Stated goal:
Quote the entries in full, character for character, without their images.

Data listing
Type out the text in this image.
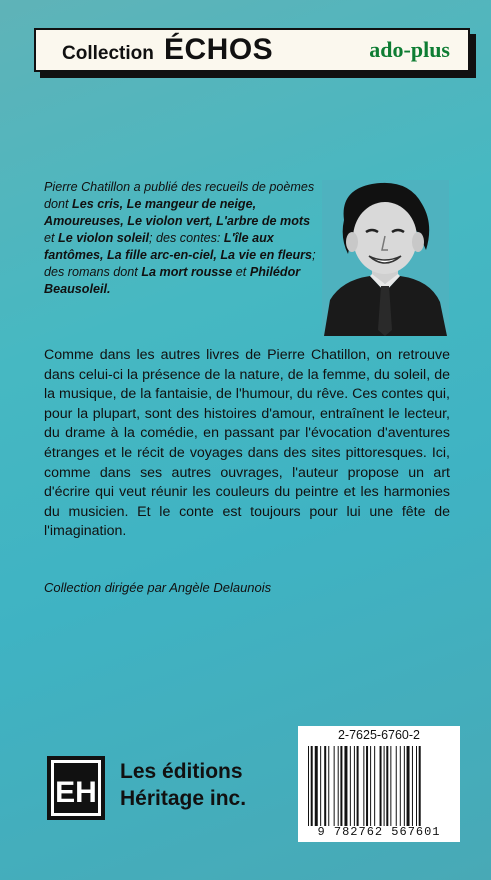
Collection ÉCHOS	ado-plus
Pierre Chatillon a publié des recueils de poèmes dont Les cris, Le mangeur de neige, Amoureuses, Le violon vert, L'arbre de mots et Le violon soleil; des contes: L'île aux fantômes, La fille arc-en-ciel, La vie en fleurs; des romans dont La mort rousse et Philédor Beausoleil.
Comme dans les autres livres de Pierre Chatillon, on retrouve dans celui-ci la présence de la nature, de la femme, du soleil, de la musique, de la fantaisie, de l'humour, du rêve. Ces contes qui, pour la plupart, sont des histoires d'amour, entraînent le lecteur, du drame à la comédie, en passant par l'évocation d'aventures étranges et le récit de voyages dans des sites pittoresques. Ici, comme dans ses autres ouvrages, l'auteur propose un art d'écrire qui veut réunir les couleurs du peintre et les harmonies du musicien. Et le conte est toujours pour lui une fête de l'imagination.
Collection dirigée par Angèle Delaunois
EH
Les éditions
Héritage inc.
2-7625-6760-2
9 782762 567601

The completed task:
Type out the text in this image.
Collection ÉCHOS	ado-plus
Pierre Chatillon a publié des recueils de poèmes dont Les cris, Le mangeur de neige, Amoureuses, Le violon vert, L'arbre de mots et Le violon soleil; des contes: L'île aux fantômes, La fille arc-en-ciel, La vie en fleurs; des romans dont La mort rousse et Philédor Beausoleil.
Comme dans les autres livres de Pierre Chatillon, on retrouve dans celui-ci la présence de la nature, de la femme, du soleil, de la musique, de la fantaisie, de l'humour, du rêve. Ces contes qui, pour la plupart, sont des histoires d'amour, entraînent le lecteur, du drame à la comédie, en passant par l'évocation d'aventures étranges et le récit de voyages dans des sites pittoresques. Ici, comme dans ses autres ouvrages, l'auteur propose un art d'écrire qui veut réunir les couleurs du peintre et les harmonies du musicien. Et le conte est toujours pour lui une fête de l'imagination.
Collection dirigée par Angèle Delaunois
EH
Les éditions
Héritage inc.
2-7625-6760-2
9 782762 567601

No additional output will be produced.